What to do: Go through the data below and gather each line containing "upload".

Supplied material:
◆ ◆ ◆
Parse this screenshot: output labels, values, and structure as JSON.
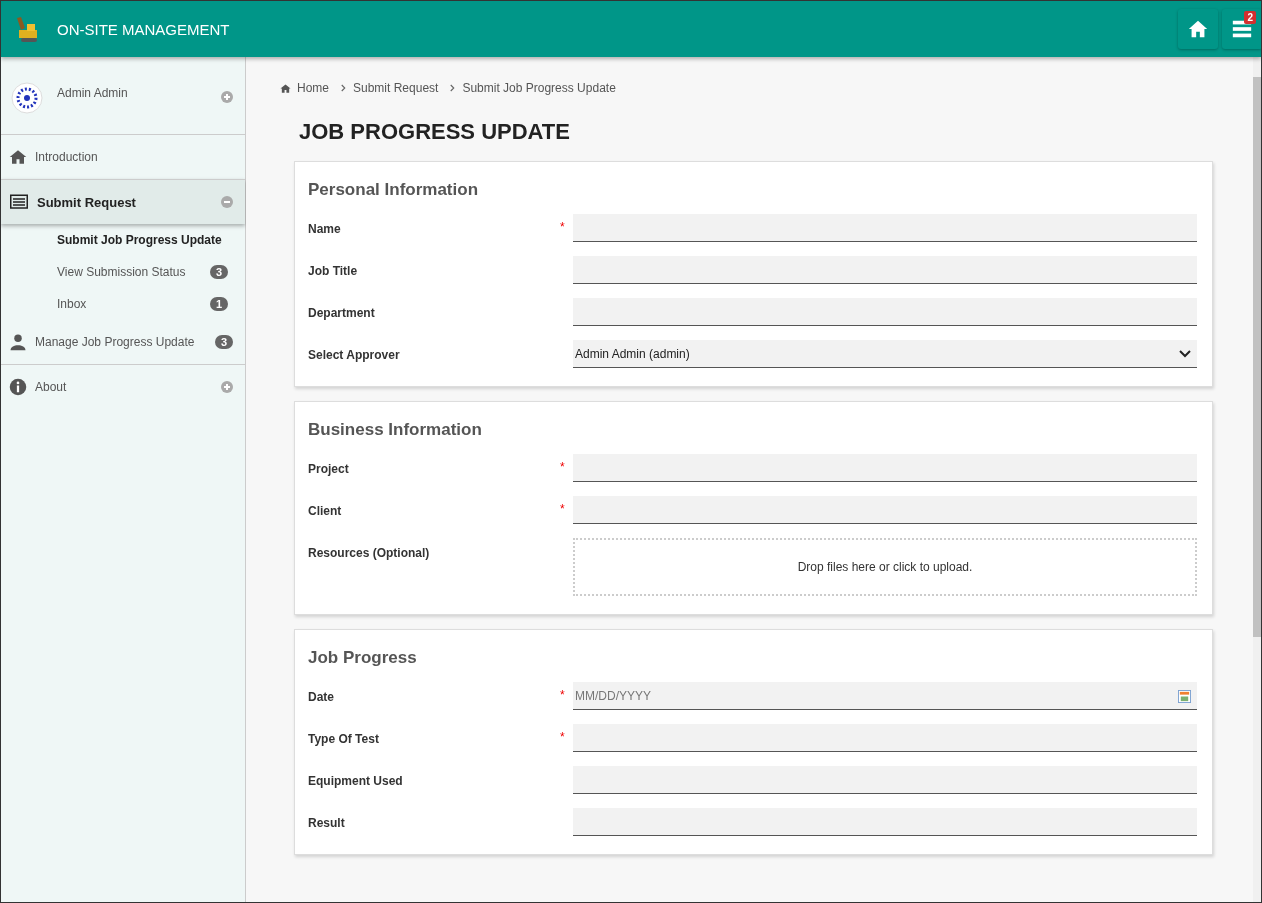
{
  "header": {
    "title": "ON-SITE MANAGEMENT",
    "notification_count": "2"
  },
  "user": {
    "name": "Admin Admin",
    "expanded": false
  },
  "sidebar": {
    "items": [
      {
        "kind": "home",
        "label": "Introduction",
        "selected": false
      },
      {
        "kind": "list",
        "label": "Submit Request",
        "selected": true,
        "expanded": true,
        "children": [
          {
            "label": "Submit Job Progress Update",
            "selected": true
          },
          {
            "label": "View Submission Status",
            "selected": false,
            "badge": "3"
          },
          {
            "label": "Inbox",
            "selected": false,
            "badge": "1"
          }
        ]
      },
      {
        "kind": "user",
        "label": "Manage Job Progress Update",
        "selected": false,
        "badge": "3"
      },
      {
        "kind": "info",
        "label": "About",
        "selected": false,
        "expanded": false
      }
    ]
  },
  "breadcrumb": [
    "Home",
    "Submit Request",
    "Submit Job Progress Update"
  ],
  "page_title": "JOB PROGRESS UPDATE",
  "sections": [
    {
      "title": "Personal Information",
      "fields": [
        {
          "kind": "text",
          "label": "Name",
          "required_mark": "*"
        },
        {
          "kind": "text",
          "label": "Job Title"
        },
        {
          "kind": "text",
          "label": "Department"
        },
        {
          "kind": "select",
          "label": "Select Approver",
          "value": "Admin Admin (admin)"
        }
      ]
    },
    {
      "title": "Business Information",
      "fields": [
        {
          "kind": "text",
          "label": "Project",
          "required_mark": "*"
        },
        {
          "kind": "text",
          "label": "Client",
          "required_mark": "*"
        },
        {
          "kind": "upload",
          "label": "Resources (Optional)",
          "value": "Drop files here or click to upload."
        }
      ]
    },
    {
      "title": "Job Progress",
      "fields": [
        {
          "kind": "date",
          "label": "Date",
          "required_mark": "*",
          "placeholder": "MM/DD/YYYY"
        },
        {
          "kind": "text",
          "label": "Type Of Test",
          "required_mark": "*"
        },
        {
          "kind": "text",
          "label": "Equipment Used"
        },
        {
          "kind": "text",
          "label": "Result"
        }
      ]
    }
  ]
}
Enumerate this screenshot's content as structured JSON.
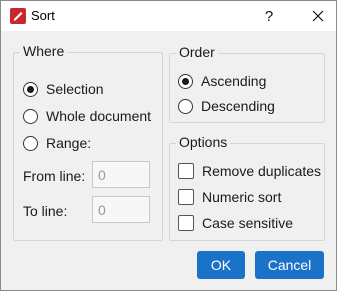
{
  "window": {
    "title": "Sort",
    "help_label": "?",
    "app_icon": "app-logo-icon",
    "close_icon": "close-icon"
  },
  "where": {
    "title": "Where",
    "options": [
      {
        "label": "Selection",
        "checked": true
      },
      {
        "label": "Whole document",
        "checked": false
      },
      {
        "label": "Range:",
        "checked": false
      }
    ],
    "from_label": "From line:",
    "from_value": "0",
    "to_label": "To line:",
    "to_value": "0"
  },
  "order": {
    "title": "Order",
    "options": [
      {
        "label": "Ascending",
        "checked": true
      },
      {
        "label": "Descending",
        "checked": false
      }
    ]
  },
  "options": {
    "title": "Options",
    "items": [
      {
        "label": "Remove duplicates",
        "checked": false
      },
      {
        "label": "Numeric sort",
        "checked": false
      },
      {
        "label": "Case sensitive",
        "checked": false
      }
    ]
  },
  "buttons": {
    "ok": "OK",
    "cancel": "Cancel"
  },
  "colors": {
    "accent": "#1a73c9",
    "app_icon": "#c8282d"
  }
}
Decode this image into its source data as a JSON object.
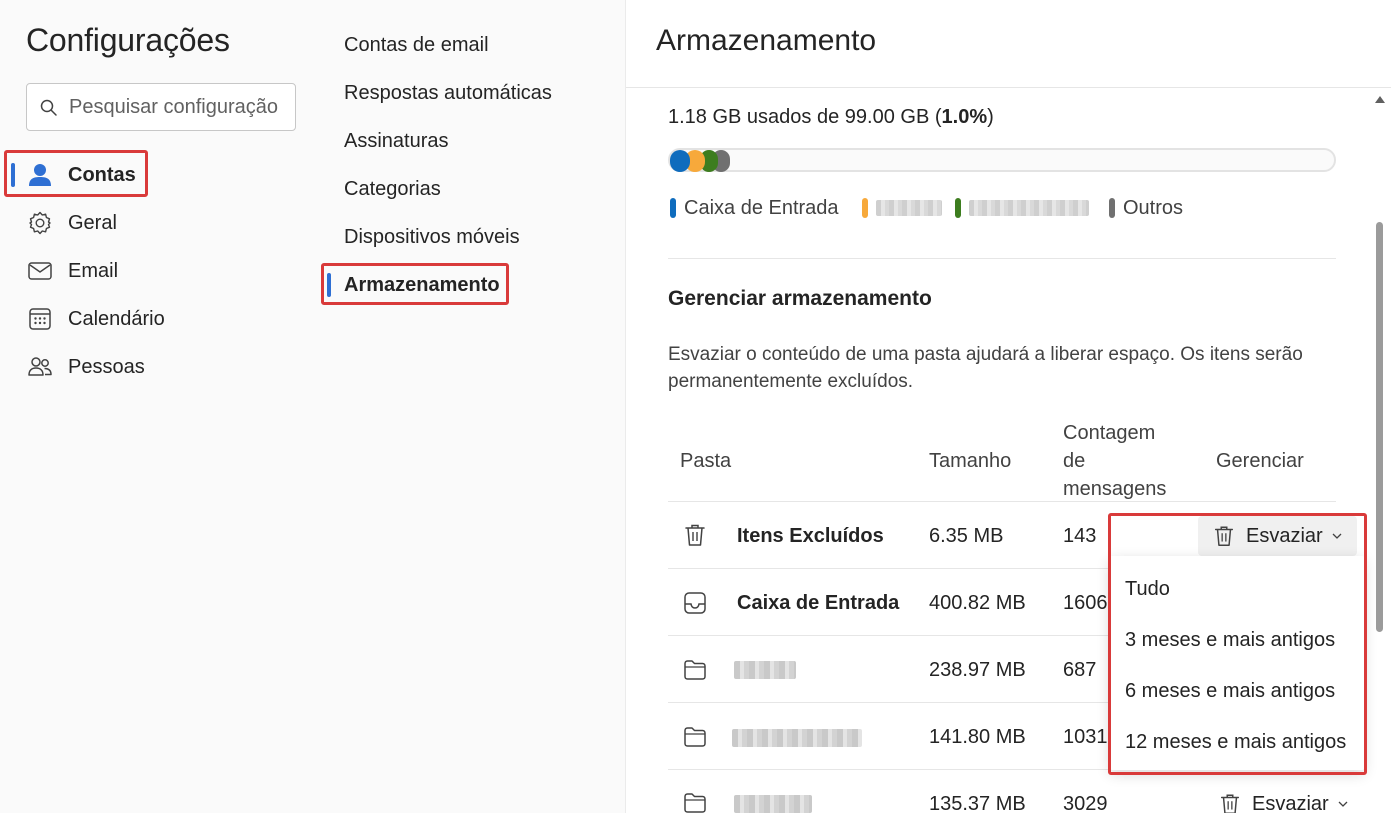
{
  "app": {
    "title": "Configurações"
  },
  "search": {
    "placeholder": "Pesquisar configuração"
  },
  "nav": {
    "items": [
      {
        "label": "Contas",
        "icon": "person-icon",
        "active": true
      },
      {
        "label": "Geral",
        "icon": "gear-icon",
        "active": false
      },
      {
        "label": "Email",
        "icon": "mail-icon",
        "active": false
      },
      {
        "label": "Calendário",
        "icon": "calendar-icon",
        "active": false
      },
      {
        "label": "Pessoas",
        "icon": "people-icon",
        "active": false
      }
    ]
  },
  "subnav": {
    "items": [
      {
        "label": "Contas de email",
        "active": false
      },
      {
        "label": "Respostas automáticas",
        "active": false
      },
      {
        "label": "Assinaturas",
        "active": false
      },
      {
        "label": "Categorias",
        "active": false
      },
      {
        "label": "Dispositivos móveis",
        "active": false
      },
      {
        "label": "Armazenamento",
        "active": true
      }
    ]
  },
  "storage": {
    "title": "Armazenamento",
    "usage_prefix": "1.18 GB usados de 99.00 GB (",
    "usage_percent": "1.0%",
    "usage_suffix": ")",
    "usage_fraction": 0.01,
    "legend": [
      {
        "label": "Caixa de Entrada",
        "color": "#0f6cbd",
        "redacted": false
      },
      {
        "label": "",
        "color": "#f7a93b",
        "redacted": true
      },
      {
        "label": "",
        "color": "#3d7d1f",
        "redacted": true
      },
      {
        "label": "Outros",
        "color": "#707070",
        "redacted": false
      }
    ],
    "manage": {
      "title": "Gerenciar armazenamento",
      "description": "Esvaziar o conteúdo de uma pasta ajudará a liberar espaço. Os itens serão permanentemente excluídos."
    },
    "table": {
      "headers": {
        "folder": "Pasta",
        "size": "Tamanho",
        "count_line1": "Contagem",
        "count_line2": "de",
        "count_line3": "mensagens",
        "manage": "Gerenciar"
      },
      "rows": [
        {
          "name": "Itens Excluídos",
          "icon": "trash-icon",
          "size": "6.35 MB",
          "count": "143",
          "redacted": false
        },
        {
          "name": "Caixa de Entrada",
          "icon": "inbox-icon",
          "size": "400.82 MB",
          "count": "1606",
          "redacted": false
        },
        {
          "name": "",
          "icon": "folder-icon",
          "size": "238.97 MB",
          "count": "687",
          "redacted": true
        },
        {
          "name": "",
          "icon": "folder-icon",
          "size": "141.80 MB",
          "count": "1031",
          "redacted": true
        },
        {
          "name": "",
          "icon": "folder-icon",
          "size": "135.37 MB",
          "count": "3029",
          "redacted": true
        }
      ],
      "empty_label": "Esvaziar"
    },
    "dropdown": {
      "options": [
        "Tudo",
        "3 meses e mais antigos",
        "6 meses e mais antigos",
        "12 meses e mais antigos"
      ]
    }
  },
  "colors": {
    "accent": "#2e6fd3",
    "highlight": "#d93a3a",
    "inbox": "#0f6cbd",
    "orange": "#f7a93b",
    "green": "#3d7d1f",
    "other": "#707070"
  }
}
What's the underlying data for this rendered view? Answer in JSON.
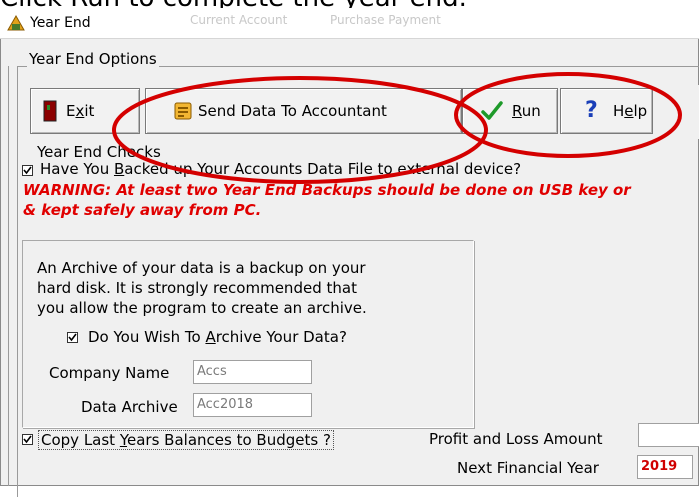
{
  "instruction_partial": "Click Run to complete the year end.",
  "window": {
    "title": "Year End",
    "ghost_tabs": [
      "Current Account",
      "Purchase Payment"
    ]
  },
  "year_end_options": {
    "group_label": "Year End Options",
    "toolbar": {
      "exit": {
        "label_pre": "E",
        "label_ul": "x",
        "label_post": "it",
        "icon": "exit-door-icon"
      },
      "send": {
        "label": "Send Data To Accountant",
        "icon": "send-data-icon"
      },
      "run": {
        "label_ul": "R",
        "label_post": "un",
        "icon": "checkmark-icon"
      },
      "help": {
        "label_pre": "H",
        "label_ul": "e",
        "label_post": "lp",
        "icon": "help-icon"
      }
    }
  },
  "checks": {
    "label": "Year End Checks",
    "backup_checked": true,
    "backup_label_pre": "Have You ",
    "backup_label_ul": "B",
    "backup_label_post": "acked up Your Accounts Data File to external device?",
    "warning_line1": "WARNING: At least two Year End Backups should be done on USB key or",
    "warning_line2": "& kept safely away from PC.",
    "warning_color": "#e00000"
  },
  "archive": {
    "description_lines": [
      "An Archive of your data is a backup on your",
      "hard disk.  It is strongly recommended that",
      "you allow the program to create an archive."
    ],
    "archive_checked": true,
    "archive_label_pre": "Do You Wish To ",
    "archive_label_ul": "A",
    "archive_label_post": "rchive Your Data?",
    "company_name_label": "Company Name",
    "company_name_value": "Accs",
    "data_archive_label": "Data Archive",
    "data_archive_value": "Acc2018"
  },
  "bottom": {
    "budgets_checked": true,
    "budgets_label_pre": "Copy Last ",
    "budgets_label_ul": "Y",
    "budgets_label_post": "ears Balances to Budgets ?",
    "pl_label": "Profit and Loss Amount",
    "pl_value": "",
    "nfy_label": "Next Financial Year",
    "nfy_value": "2019"
  },
  "annotation_color": "#d40000"
}
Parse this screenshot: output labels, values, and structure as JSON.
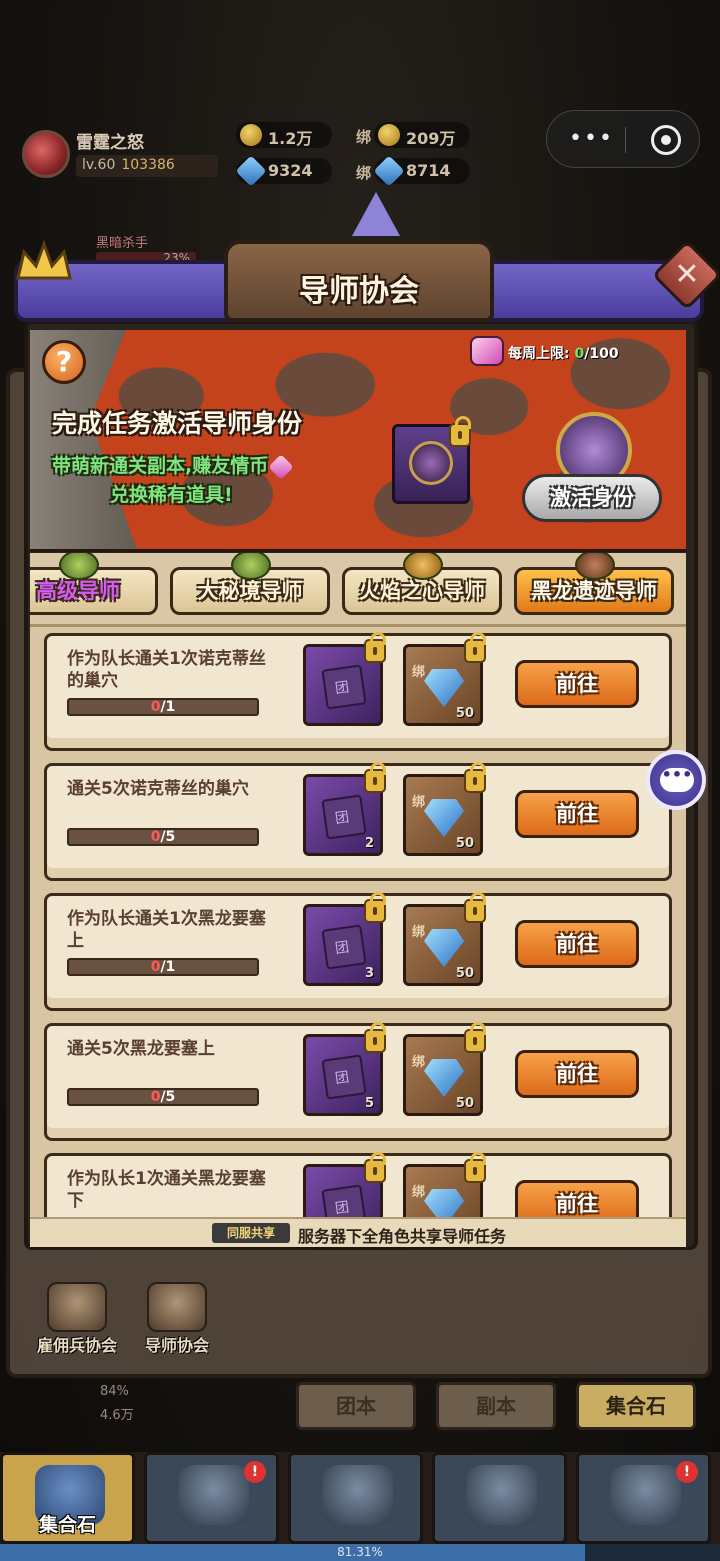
{
  "player": {
    "name": "雷霆之怒",
    "level": "lv.60",
    "power": "103386"
  },
  "resources": {
    "gold": "1.2万",
    "bound_gold": "209万",
    "gems": "9324",
    "bound_gems": "8714",
    "bound_prefix": "绑"
  },
  "enemy": {
    "name": "黑暗杀手",
    "hp": "23%"
  },
  "modal": {
    "title": "导师协会",
    "weekly_label": "每周上限:",
    "weekly_current": "0",
    "weekly_max": "/100",
    "banner_title": "完成任务激活导师身份",
    "banner_line1": "带萌新通关副本,赚友情币",
    "banner_line2": "兑换稀有道具!",
    "activate_label": "激活身份",
    "help_label": "?",
    "close_label": "✕",
    "tabs": [
      {
        "label": "高级导师",
        "selected": false
      },
      {
        "label": "大秘境导师",
        "selected": false
      },
      {
        "label": "火焰之心导师",
        "selected": false
      },
      {
        "label": "黑龙遗迹导师",
        "selected": true
      }
    ],
    "tasks": [
      {
        "desc": "作为队长通关1次诺克蒂丝的巢穴",
        "done": "0",
        "total": "/1",
        "scroll_count": "",
        "gem_count": "50",
        "go": "前往"
      },
      {
        "desc": "通关5次诺克蒂丝的巢穴",
        "done": "0",
        "total": "/5",
        "scroll_count": "2",
        "gem_count": "50",
        "go": "前往"
      },
      {
        "desc": "作为队长通关1次黑龙要塞上",
        "done": "0",
        "total": "/1",
        "scroll_count": "3",
        "gem_count": "50",
        "go": "前往"
      },
      {
        "desc": "通关5次黑龙要塞上",
        "done": "0",
        "total": "/5",
        "scroll_count": "5",
        "gem_count": "50",
        "go": "前往"
      },
      {
        "desc": "作为队长1次通关黑龙要塞下",
        "done": "",
        "total": "",
        "scroll_count": "",
        "gem_count": "",
        "go": "前往"
      }
    ],
    "bind_label": "绑",
    "share_tag": "同服共享",
    "share_text": "服务器下全角色共享导师任务"
  },
  "back_panel": {
    "tabs": [
      "团本",
      "副本",
      "集合石"
    ],
    "guild_buttons": [
      "雇佣兵协会",
      "导师协会"
    ],
    "left_stats": [
      "84%",
      "4.6万"
    ]
  },
  "bottom_nav": {
    "items": [
      {
        "label": "集合石",
        "active": true,
        "badge": ""
      },
      {
        "label": "",
        "active": false,
        "badge": "!"
      },
      {
        "label": "",
        "active": false,
        "badge": ""
      },
      {
        "label": "",
        "active": false,
        "badge": ""
      },
      {
        "label": "",
        "active": false,
        "badge": "!"
      }
    ]
  },
  "exp_progress": "81.31%",
  "colors": {
    "accent_purple": "#4a3d9c",
    "go_button": "#dd6a1a",
    "progress_red": "#ff5a5a",
    "green_text": "#7fe67f"
  }
}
◆ ◆ ◆
Exercise response:
          "kind": "upload",
          "value": "Drop files here or click to upload."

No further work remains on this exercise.